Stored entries

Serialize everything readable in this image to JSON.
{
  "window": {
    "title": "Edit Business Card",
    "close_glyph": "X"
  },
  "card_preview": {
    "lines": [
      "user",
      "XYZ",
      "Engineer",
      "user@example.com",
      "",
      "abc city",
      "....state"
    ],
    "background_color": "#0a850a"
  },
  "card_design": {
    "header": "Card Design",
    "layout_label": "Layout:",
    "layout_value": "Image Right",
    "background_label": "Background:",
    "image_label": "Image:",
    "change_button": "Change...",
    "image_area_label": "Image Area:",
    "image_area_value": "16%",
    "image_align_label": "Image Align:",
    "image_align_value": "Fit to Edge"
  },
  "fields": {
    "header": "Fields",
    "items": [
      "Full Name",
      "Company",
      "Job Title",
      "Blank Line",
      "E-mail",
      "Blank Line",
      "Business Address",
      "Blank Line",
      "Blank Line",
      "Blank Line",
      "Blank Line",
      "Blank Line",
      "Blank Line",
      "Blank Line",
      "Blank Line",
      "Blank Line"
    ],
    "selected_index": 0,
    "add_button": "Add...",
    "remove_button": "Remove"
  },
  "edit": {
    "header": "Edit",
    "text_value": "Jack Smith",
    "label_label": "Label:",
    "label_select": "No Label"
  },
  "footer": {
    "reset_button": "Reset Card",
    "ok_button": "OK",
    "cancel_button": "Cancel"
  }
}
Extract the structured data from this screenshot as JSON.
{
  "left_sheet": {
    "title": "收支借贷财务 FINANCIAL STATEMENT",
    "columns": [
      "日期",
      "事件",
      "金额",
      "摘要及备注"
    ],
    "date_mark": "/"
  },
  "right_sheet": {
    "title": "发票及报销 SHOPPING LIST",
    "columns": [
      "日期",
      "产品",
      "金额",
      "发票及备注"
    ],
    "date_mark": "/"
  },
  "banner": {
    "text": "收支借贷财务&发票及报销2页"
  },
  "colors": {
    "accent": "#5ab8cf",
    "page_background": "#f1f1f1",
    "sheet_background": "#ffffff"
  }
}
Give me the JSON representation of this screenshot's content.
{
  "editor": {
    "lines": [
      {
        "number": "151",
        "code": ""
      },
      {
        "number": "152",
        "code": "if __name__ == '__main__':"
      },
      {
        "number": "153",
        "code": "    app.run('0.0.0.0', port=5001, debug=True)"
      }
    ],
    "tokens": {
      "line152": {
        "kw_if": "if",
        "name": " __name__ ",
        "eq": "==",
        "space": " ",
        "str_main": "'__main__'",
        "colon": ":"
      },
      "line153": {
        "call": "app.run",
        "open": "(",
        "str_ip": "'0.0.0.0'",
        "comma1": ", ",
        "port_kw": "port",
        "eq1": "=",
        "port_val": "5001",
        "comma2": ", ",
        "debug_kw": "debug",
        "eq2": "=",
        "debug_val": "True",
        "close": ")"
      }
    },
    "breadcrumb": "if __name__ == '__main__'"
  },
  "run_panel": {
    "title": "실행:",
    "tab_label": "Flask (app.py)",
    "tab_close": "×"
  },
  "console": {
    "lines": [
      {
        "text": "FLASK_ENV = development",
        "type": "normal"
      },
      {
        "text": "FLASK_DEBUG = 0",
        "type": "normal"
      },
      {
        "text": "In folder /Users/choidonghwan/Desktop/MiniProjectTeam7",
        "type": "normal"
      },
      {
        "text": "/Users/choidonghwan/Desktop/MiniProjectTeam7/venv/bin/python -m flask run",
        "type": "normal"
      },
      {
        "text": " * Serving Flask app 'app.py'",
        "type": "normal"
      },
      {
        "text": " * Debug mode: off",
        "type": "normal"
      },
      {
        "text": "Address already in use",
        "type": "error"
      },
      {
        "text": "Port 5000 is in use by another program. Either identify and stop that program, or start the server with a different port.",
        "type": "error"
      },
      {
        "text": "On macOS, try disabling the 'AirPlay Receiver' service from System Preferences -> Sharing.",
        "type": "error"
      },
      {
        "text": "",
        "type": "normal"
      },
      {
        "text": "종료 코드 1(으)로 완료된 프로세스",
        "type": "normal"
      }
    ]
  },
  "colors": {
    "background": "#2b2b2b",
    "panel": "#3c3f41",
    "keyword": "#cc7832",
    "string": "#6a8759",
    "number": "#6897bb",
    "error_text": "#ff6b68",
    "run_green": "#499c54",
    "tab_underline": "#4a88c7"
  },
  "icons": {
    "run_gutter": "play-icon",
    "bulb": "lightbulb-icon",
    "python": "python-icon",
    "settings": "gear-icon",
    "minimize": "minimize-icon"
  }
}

*DIRECTIONS*:
Recopy the entries above in their entirety, exactly.

*CORRECT ANSWER*:
Serialize everything readable in this image to JSON.
{
  "window": {
    "title": "Edit Business Card",
    "close_glyph": "X"
  },
  "card_preview": {
    "lines": [
      "user",
      "XYZ",
      "Engineer",
      "user@example.com",
      "",
      "abc city",
      "....state"
    ],
    "background_color": "#0a850a"
  },
  "card_design": {
    "header": "Card Design",
    "layout_label": "Layout:",
    "layout_value": "Image Right",
    "background_label": "Background:",
    "image_label": "Image:",
    "change_button": "Change...",
    "image_area_label": "Image Area:",
    "image_area_value": "16%",
    "image_align_label": "Image Align:",
    "image_align_value": "Fit to Edge"
  },
  "fields": {
    "header": "Fields",
    "items": [
      "Full Name",
      "Company",
      "Job Title",
      "Blank Line",
      "E-mail",
      "Blank Line",
      "Business Address",
      "Blank Line",
      "Blank Line",
      "Blank Line",
      "Blank Line",
      "Blank Line",
      "Blank Line",
      "Blank Line",
      "Blank Line",
      "Blank Line"
    ],
    "selected_index": 0,
    "add_button": "Add...",
    "remove_button": "Remove"
  },
  "edit": {
    "header": "Edit",
    "text_value": "Jack Smith",
    "label_label": "Label:",
    "label_select": "No Label"
  },
  "footer": {
    "reset_button": "Reset Card",
    "ok_button": "OK",
    "cancel_button": "Cancel"
  }
}
Extract the structured data from this screenshot as JSON.
{
  "left_sheet": {
    "title": "收支借贷财务 FINANCIAL STATEMENT",
    "columns": [
      "日期",
      "事件",
      "金额",
      "摘要及备注"
    ],
    "date_mark": "/"
  },
  "right_sheet": {
    "title": "发票及报销 SHOPPING LIST",
    "columns": [
      "日期",
      "产品",
      "金额",
      "发票及备注"
    ],
    "date_mark": "/"
  },
  "banner": {
    "text": "收支借贷财务&发票及报销2页"
  },
  "colors": {
    "accent": "#5ab8cf",
    "page_background": "#f1f1f1",
    "sheet_background": "#ffffff"
  }
}
Give me the JSON representation of this screenshot's content.
{
  "editor": {
    "lines": [
      {
        "number": "151",
        "code": ""
      },
      {
        "number": "152",
        "code": "if __name__ == '__main__':"
      },
      {
        "number": "153",
        "code": "    app.run('0.0.0.0', port=5001, debug=True)"
      }
    ],
    "tokens": {
      "line152": {
        "kw_if": "if",
        "name": " __name__ ",
        "eq": "==",
        "space": " ",
        "str_main": "'__main__'",
        "colon": ":"
      },
      "line153": {
        "call": "app.run",
        "open": "(",
        "str_ip": "'0.0.0.0'",
        "comma1": ", ",
        "port_kw": "port",
        "eq1": "=",
        "port_val": "5001",
        "comma2": ", ",
        "debug_kw": "debug",
        "eq2": "=",
        "debug_val": "True",
        "close": ")"
      }
    },
    "breadcrumb": "if __name__ == '__main__'"
  },
  "run_panel": {
    "title": "실행:",
    "tab_label": "Flask (app.py)",
    "tab_close": "×"
  },
  "console": {
    "lines": [
      {
        "text": "FLASK_ENV = development",
        "type": "normal"
      },
      {
        "text": "FLASK_DEBUG = 0",
        "type": "normal"
      },
      {
        "text": "In folder /Users/choidonghwan/Desktop/MiniProjectTeam7",
        "type": "normal"
      },
      {
        "text": "/Users/choidonghwan/Desktop/MiniProjectTeam7/venv/bin/python -m flask run",
        "type": "normal"
      },
      {
        "text": " * Serving Flask app 'app.py'",
        "type": "normal"
      },
      {
        "text": " * Debug mode: off",
        "type": "normal"
      },
      {
        "text": "Address already in use",
        "type": "error"
      },
      {
        "text": "Port 5000 is in use by another program. Either identify and stop that program, or start the server with a different port.",
        "type": "error"
      },
      {
        "text": "On macOS, try disabling the 'AirPlay Receiver' service from System Preferences -> Sharing.",
        "type": "error"
      },
      {
        "text": "",
        "type": "normal"
      },
      {
        "text": "종료 코드 1(으)로 완료된 프로세스",
        "type": "normal"
      }
    ]
  },
  "colors": {
    "background": "#2b2b2b",
    "panel": "#3c3f41",
    "keyword": "#cc7832",
    "string": "#6a8759",
    "number": "#6897bb",
    "error_text": "#ff6b68",
    "run_green": "#499c54",
    "tab_underline": "#4a88c7"
  },
  "icons": {
    "run_gutter": "play-icon",
    "bulb": "lightbulb-icon",
    "python": "python-icon",
    "settings": "gear-icon",
    "minimize": "minimize-icon"
  }
}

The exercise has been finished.